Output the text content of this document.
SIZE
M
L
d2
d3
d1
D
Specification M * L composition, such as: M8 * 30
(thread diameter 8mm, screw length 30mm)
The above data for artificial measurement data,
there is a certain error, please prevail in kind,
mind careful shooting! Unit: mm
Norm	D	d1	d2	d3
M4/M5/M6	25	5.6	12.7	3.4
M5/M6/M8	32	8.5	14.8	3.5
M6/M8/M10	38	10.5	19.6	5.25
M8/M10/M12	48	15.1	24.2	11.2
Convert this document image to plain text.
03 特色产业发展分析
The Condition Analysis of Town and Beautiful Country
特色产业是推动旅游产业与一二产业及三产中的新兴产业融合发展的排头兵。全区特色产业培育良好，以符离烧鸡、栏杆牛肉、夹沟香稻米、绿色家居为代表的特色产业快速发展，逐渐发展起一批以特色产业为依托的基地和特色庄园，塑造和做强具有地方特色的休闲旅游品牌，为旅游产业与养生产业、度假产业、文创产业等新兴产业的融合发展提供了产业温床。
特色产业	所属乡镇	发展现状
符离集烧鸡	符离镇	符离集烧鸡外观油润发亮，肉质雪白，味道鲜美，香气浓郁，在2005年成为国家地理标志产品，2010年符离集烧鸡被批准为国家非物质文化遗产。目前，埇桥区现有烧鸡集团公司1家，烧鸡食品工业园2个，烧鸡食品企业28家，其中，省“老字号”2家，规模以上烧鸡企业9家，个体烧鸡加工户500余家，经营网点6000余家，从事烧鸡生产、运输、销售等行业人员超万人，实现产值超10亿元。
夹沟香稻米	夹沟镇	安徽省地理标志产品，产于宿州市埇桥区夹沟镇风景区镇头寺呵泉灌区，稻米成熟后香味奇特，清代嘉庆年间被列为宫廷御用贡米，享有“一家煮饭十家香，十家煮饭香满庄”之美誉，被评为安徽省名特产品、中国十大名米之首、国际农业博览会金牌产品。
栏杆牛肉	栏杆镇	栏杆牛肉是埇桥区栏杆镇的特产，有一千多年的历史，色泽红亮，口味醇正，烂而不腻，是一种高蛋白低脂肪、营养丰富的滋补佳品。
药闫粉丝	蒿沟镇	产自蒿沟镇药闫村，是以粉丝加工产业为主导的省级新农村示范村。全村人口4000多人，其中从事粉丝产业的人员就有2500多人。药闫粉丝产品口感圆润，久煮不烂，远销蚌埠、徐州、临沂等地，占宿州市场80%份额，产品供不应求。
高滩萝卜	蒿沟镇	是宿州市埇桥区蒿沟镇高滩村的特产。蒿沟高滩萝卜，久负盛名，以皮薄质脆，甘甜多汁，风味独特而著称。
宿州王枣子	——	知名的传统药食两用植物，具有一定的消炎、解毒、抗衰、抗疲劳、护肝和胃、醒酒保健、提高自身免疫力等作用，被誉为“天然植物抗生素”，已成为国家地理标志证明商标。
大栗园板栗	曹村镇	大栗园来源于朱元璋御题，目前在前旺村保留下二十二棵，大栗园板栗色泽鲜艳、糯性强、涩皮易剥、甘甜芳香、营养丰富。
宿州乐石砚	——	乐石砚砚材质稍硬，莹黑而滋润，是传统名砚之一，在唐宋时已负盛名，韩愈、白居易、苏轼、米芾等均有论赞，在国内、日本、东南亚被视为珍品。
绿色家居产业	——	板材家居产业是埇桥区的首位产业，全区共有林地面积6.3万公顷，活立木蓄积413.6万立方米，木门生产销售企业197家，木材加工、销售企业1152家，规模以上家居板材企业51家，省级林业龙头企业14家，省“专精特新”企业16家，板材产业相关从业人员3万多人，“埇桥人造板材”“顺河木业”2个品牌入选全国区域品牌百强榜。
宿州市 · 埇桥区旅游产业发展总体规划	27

To do
Every line above needs to be retyped exactly.

Full solution
Output the text content of this document.
SIZE
M
L
d2
d3
d1
D
Specification M * L composition, such as: M8 * 30
(thread diameter 8mm, screw length 30mm)
The above data for artificial measurement data,
there is a certain error, please prevail in kind,
mind careful shooting! Unit: mm
Norm	D	d1	d2	d3
M4/M5/M6	25	5.6	12.7	3.4
M5/M6/M8	32	8.5	14.8	3.5
M6/M8/M10	38	10.5	19.6	5.25
M8/M10/M12	48	15.1	24.2	11.2
Convert this document image to plain text.
03 特色产业发展分析
The Condition Analysis of Town and Beautiful Country
特色产业是推动旅游产业与一二产业及三产中的新兴产业融合发展的排头兵。全区特色产业培育良好，以符离烧鸡、栏杆牛肉、夹沟香稻米、绿色家居为代表的特色产业快速发展，逐渐发展起一批以特色产业为依托的基地和特色庄园，塑造和做强具有地方特色的休闲旅游品牌，为旅游产业与养生产业、度假产业、文创产业等新兴产业的融合发展提供了产业温床。
特色产业	所属乡镇	发展现状
符离集烧鸡	符离镇	符离集烧鸡外观油润发亮，肉质雪白，味道鲜美，香气浓郁，在2005年成为国家地理标志产品，2010年符离集烧鸡被批准为国家非物质文化遗产。目前，埇桥区现有烧鸡集团公司1家，烧鸡食品工业园2个，烧鸡食品企业28家，其中，省“老字号”2家，规模以上烧鸡企业9家，个体烧鸡加工户500余家，经营网点6000余家，从事烧鸡生产、运输、销售等行业人员超万人，实现产值超10亿元。
夹沟香稻米	夹沟镇	安徽省地理标志产品，产于宿州市埇桥区夹沟镇风景区镇头寺呵泉灌区，稻米成熟后香味奇特，清代嘉庆年间被列为宫廷御用贡米，享有“一家煮饭十家香，十家煮饭香满庄”之美誉，被评为安徽省名特产品、中国十大名米之首、国际农业博览会金牌产品。
栏杆牛肉	栏杆镇	栏杆牛肉是埇桥区栏杆镇的特产，有一千多年的历史，色泽红亮，口味醇正，烂而不腻，是一种高蛋白低脂肪、营养丰富的滋补佳品。
药闫粉丝	蒿沟镇	产自蒿沟镇药闫村，是以粉丝加工产业为主导的省级新农村示范村。全村人口4000多人，其中从事粉丝产业的人员就有2500多人。药闫粉丝产品口感圆润，久煮不烂，远销蚌埠、徐州、临沂等地，占宿州市场80%份额，产品供不应求。
高滩萝卜	蒿沟镇	是宿州市埇桥区蒿沟镇高滩村的特产。蒿沟高滩萝卜，久负盛名，以皮薄质脆，甘甜多汁，风味独特而著称。
宿州王枣子	——	知名的传统药食两用植物，具有一定的消炎、解毒、抗衰、抗疲劳、护肝和胃、醒酒保健、提高自身免疫力等作用，被誉为“天然植物抗生素”，已成为国家地理标志证明商标。
大栗园板栗	曹村镇	大栗园来源于朱元璋御题，目前在前旺村保留下二十二棵，大栗园板栗色泽鲜艳、糯性强、涩皮易剥、甘甜芳香、营养丰富。
宿州乐石砚	——	乐石砚砚材质稍硬，莹黑而滋润，是传统名砚之一，在唐宋时已负盛名，韩愈、白居易、苏轼、米芾等均有论赞，在国内、日本、东南亚被视为珍品。
绿色家居产业	——	板材家居产业是埇桥区的首位产业，全区共有林地面积6.3万公顷，活立木蓄积413.6万立方米，木门生产销售企业197家，木材加工、销售企业1152家，规模以上家居板材企业51家，省级林业龙头企业14家，省“专精特新”企业16家，板材产业相关从业人员3万多人，“埇桥人造板材”“顺河木业”2个品牌入选全国区域品牌百强榜。
宿州市 · 埇桥区旅游产业发展总体规划	27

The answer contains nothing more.